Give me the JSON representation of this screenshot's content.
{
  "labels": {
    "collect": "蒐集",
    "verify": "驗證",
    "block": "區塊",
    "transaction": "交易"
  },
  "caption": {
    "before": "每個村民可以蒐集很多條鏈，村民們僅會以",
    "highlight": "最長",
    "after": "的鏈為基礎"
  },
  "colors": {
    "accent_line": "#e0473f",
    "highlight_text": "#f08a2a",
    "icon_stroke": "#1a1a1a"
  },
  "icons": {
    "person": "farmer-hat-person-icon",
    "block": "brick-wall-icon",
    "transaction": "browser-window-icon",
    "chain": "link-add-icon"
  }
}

Written problem:
Write an exact transcription of every entry above.

Output for this exercise:
Give me the JSON representation of this screenshot's content.
{
  "labels": {
    "collect": "蒐集",
    "verify": "驗證",
    "block": "區塊",
    "transaction": "交易"
  },
  "caption": {
    "before": "每個村民可以蒐集很多條鏈，村民們僅會以",
    "highlight": "最長",
    "after": "的鏈為基礎"
  },
  "colors": {
    "accent_line": "#e0473f",
    "highlight_text": "#f08a2a",
    "icon_stroke": "#1a1a1a"
  },
  "icons": {
    "person": "farmer-hat-person-icon",
    "block": "brick-wall-icon",
    "transaction": "browser-window-icon",
    "chain": "link-add-icon"
  }
}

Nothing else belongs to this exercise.